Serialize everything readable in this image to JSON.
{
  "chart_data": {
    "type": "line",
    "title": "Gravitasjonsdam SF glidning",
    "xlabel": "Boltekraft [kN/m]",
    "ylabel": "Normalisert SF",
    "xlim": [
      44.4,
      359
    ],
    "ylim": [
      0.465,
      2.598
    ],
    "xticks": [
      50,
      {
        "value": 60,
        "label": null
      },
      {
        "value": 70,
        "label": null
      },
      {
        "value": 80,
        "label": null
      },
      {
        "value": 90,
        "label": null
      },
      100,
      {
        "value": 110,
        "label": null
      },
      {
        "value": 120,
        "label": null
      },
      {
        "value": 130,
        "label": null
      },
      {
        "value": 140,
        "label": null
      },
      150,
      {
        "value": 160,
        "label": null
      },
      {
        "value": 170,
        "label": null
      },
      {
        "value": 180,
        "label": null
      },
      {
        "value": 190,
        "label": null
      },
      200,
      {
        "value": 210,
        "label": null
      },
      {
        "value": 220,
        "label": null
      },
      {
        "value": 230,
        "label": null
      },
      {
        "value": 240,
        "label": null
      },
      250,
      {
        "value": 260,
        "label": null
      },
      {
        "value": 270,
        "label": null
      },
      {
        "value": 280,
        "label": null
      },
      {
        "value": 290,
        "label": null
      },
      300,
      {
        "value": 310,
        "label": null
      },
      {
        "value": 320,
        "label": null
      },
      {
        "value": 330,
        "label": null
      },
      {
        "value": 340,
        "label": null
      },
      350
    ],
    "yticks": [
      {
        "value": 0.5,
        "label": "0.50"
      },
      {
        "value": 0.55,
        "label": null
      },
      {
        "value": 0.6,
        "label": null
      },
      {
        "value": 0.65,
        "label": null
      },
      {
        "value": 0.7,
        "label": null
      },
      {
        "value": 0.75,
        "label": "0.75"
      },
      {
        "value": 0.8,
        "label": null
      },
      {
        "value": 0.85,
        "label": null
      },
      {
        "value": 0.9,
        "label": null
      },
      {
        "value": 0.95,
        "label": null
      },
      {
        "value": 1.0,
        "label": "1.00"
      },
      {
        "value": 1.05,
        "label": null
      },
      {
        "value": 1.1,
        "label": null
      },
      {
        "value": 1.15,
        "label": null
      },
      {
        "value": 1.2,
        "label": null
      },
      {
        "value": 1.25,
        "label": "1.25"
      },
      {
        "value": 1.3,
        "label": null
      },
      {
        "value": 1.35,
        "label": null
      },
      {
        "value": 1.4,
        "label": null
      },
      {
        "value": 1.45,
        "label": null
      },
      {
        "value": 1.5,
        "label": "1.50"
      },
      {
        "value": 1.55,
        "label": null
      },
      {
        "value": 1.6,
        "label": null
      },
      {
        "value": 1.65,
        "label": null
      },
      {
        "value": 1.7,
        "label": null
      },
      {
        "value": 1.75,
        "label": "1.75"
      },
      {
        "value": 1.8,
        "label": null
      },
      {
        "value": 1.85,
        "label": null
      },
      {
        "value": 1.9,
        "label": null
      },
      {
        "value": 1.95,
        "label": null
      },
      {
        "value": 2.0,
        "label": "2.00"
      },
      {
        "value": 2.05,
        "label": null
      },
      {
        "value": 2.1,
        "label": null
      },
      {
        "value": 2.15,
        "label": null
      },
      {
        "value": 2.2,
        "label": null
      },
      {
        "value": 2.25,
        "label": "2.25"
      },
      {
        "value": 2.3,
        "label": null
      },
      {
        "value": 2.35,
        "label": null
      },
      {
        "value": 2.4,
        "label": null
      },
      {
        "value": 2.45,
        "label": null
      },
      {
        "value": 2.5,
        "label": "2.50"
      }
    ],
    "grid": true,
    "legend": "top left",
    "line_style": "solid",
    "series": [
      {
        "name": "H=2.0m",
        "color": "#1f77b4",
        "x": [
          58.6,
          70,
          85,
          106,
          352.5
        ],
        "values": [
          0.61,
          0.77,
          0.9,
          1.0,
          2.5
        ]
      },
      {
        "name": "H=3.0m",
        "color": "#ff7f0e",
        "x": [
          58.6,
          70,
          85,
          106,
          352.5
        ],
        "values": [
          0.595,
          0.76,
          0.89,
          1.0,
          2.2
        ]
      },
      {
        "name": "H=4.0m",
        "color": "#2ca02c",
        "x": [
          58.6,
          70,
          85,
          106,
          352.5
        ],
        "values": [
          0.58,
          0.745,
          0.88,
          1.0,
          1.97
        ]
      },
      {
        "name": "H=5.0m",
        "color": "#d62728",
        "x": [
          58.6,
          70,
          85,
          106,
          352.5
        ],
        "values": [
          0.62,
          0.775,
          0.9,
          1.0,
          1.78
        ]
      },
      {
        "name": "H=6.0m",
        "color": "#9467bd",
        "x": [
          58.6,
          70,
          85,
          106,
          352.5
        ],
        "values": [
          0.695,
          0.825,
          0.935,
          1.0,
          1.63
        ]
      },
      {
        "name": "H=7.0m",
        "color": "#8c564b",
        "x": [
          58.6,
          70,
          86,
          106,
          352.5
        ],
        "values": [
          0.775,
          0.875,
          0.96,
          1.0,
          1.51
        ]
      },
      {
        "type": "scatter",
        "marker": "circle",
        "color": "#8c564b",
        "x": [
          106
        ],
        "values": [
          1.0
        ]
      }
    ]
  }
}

----------------------------------------

■ **STATED TASK**
Write out each line of the data above again, exactly as given.

■ **WRITTEN RESPONSE**
Serialize everything readable in this image to JSON.
{
  "chart_data": {
    "type": "line",
    "title": "Gravitasjonsdam SF glidning",
    "xlabel": "Boltekraft [kN/m]",
    "ylabel": "Normalisert SF",
    "xlim": [
      44.4,
      359
    ],
    "ylim": [
      0.465,
      2.598
    ],
    "xticks": [
      50,
      {
        "value": 60,
        "label": null
      },
      {
        "value": 70,
        "label": null
      },
      {
        "value": 80,
        "label": null
      },
      {
        "value": 90,
        "label": null
      },
      100,
      {
        "value": 110,
        "label": null
      },
      {
        "value": 120,
        "label": null
      },
      {
        "value": 130,
        "label": null
      },
      {
        "value": 140,
        "label": null
      },
      150,
      {
        "value": 160,
        "label": null
      },
      {
        "value": 170,
        "label": null
      },
      {
        "value": 180,
        "label": null
      },
      {
        "value": 190,
        "label": null
      },
      200,
      {
        "value": 210,
        "label": null
      },
      {
        "value": 220,
        "label": null
      },
      {
        "value": 230,
        "label": null
      },
      {
        "value": 240,
        "label": null
      },
      250,
      {
        "value": 260,
        "label": null
      },
      {
        "value": 270,
        "label": null
      },
      {
        "value": 280,
        "label": null
      },
      {
        "value": 290,
        "label": null
      },
      300,
      {
        "value": 310,
        "label": null
      },
      {
        "value": 320,
        "label": null
      },
      {
        "value": 330,
        "label": null
      },
      {
        "value": 340,
        "label": null
      },
      350
    ],
    "yticks": [
      {
        "value": 0.5,
        "label": "0.50"
      },
      {
        "value": 0.55,
        "label": null
      },
      {
        "value": 0.6,
        "label": null
      },
      {
        "value": 0.65,
        "label": null
      },
      {
        "value": 0.7,
        "label": null
      },
      {
        "value": 0.75,
        "label": "0.75"
      },
      {
        "value": 0.8,
        "label": null
      },
      {
        "value": 0.85,
        "label": null
      },
      {
        "value": 0.9,
        "label": null
      },
      {
        "value": 0.95,
        "label": null
      },
      {
        "value": 1.0,
        "label": "1.00"
      },
      {
        "value": 1.05,
        "label": null
      },
      {
        "value": 1.1,
        "label": null
      },
      {
        "value": 1.15,
        "label": null
      },
      {
        "value": 1.2,
        "label": null
      },
      {
        "value": 1.25,
        "label": "1.25"
      },
      {
        "value": 1.3,
        "label": null
      },
      {
        "value": 1.35,
        "label": null
      },
      {
        "value": 1.4,
        "label": null
      },
      {
        "value": 1.45,
        "label": null
      },
      {
        "value": 1.5,
        "label": "1.50"
      },
      {
        "value": 1.55,
        "label": null
      },
      {
        "value": 1.6,
        "label": null
      },
      {
        "value": 1.65,
        "label": null
      },
      {
        "value": 1.7,
        "label": null
      },
      {
        "value": 1.75,
        "label": "1.75"
      },
      {
        "value": 1.8,
        "label": null
      },
      {
        "value": 1.85,
        "label": null
      },
      {
        "value": 1.9,
        "label": null
      },
      {
        "value": 1.95,
        "label": null
      },
      {
        "value": 2.0,
        "label": "2.00"
      },
      {
        "value": 2.05,
        "label": null
      },
      {
        "value": 2.1,
        "label": null
      },
      {
        "value": 2.15,
        "label": null
      },
      {
        "value": 2.2,
        "label": null
      },
      {
        "value": 2.25,
        "label": "2.25"
      },
      {
        "value": 2.3,
        "label": null
      },
      {
        "value": 2.35,
        "label": null
      },
      {
        "value": 2.4,
        "label": null
      },
      {
        "value": 2.45,
        "label": null
      },
      {
        "value": 2.5,
        "label": "2.50"
      }
    ],
    "grid": true,
    "legend": "top left",
    "line_style": "solid",
    "series": [
      {
        "name": "H=2.0m",
        "color": "#1f77b4",
        "x": [
          58.6,
          70,
          85,
          106,
          352.5
        ],
        "values": [
          0.61,
          0.77,
          0.9,
          1.0,
          2.5
        ]
      },
      {
        "name": "H=3.0m",
        "color": "#ff7f0e",
        "x": [
          58.6,
          70,
          85,
          106,
          352.5
        ],
        "values": [
          0.595,
          0.76,
          0.89,
          1.0,
          2.2
        ]
      },
      {
        "name": "H=4.0m",
        "color": "#2ca02c",
        "x": [
          58.6,
          70,
          85,
          106,
          352.5
        ],
        "values": [
          0.58,
          0.745,
          0.88,
          1.0,
          1.97
        ]
      },
      {
        "name": "H=5.0m",
        "color": "#d62728",
        "x": [
          58.6,
          70,
          85,
          106,
          352.5
        ],
        "values": [
          0.62,
          0.775,
          0.9,
          1.0,
          1.78
        ]
      },
      {
        "name": "H=6.0m",
        "color": "#9467bd",
        "x": [
          58.6,
          70,
          85,
          106,
          352.5
        ],
        "values": [
          0.695,
          0.825,
          0.935,
          1.0,
          1.63
        ]
      },
      {
        "name": "H=7.0m",
        "color": "#8c564b",
        "x": [
          58.6,
          70,
          86,
          106,
          352.5
        ],
        "values": [
          0.775,
          0.875,
          0.96,
          1.0,
          1.51
        ]
      },
      {
        "type": "scatter",
        "marker": "circle",
        "color": "#8c564b",
        "x": [
          106
        ],
        "values": [
          1.0
        ]
      }
    ]
  }
}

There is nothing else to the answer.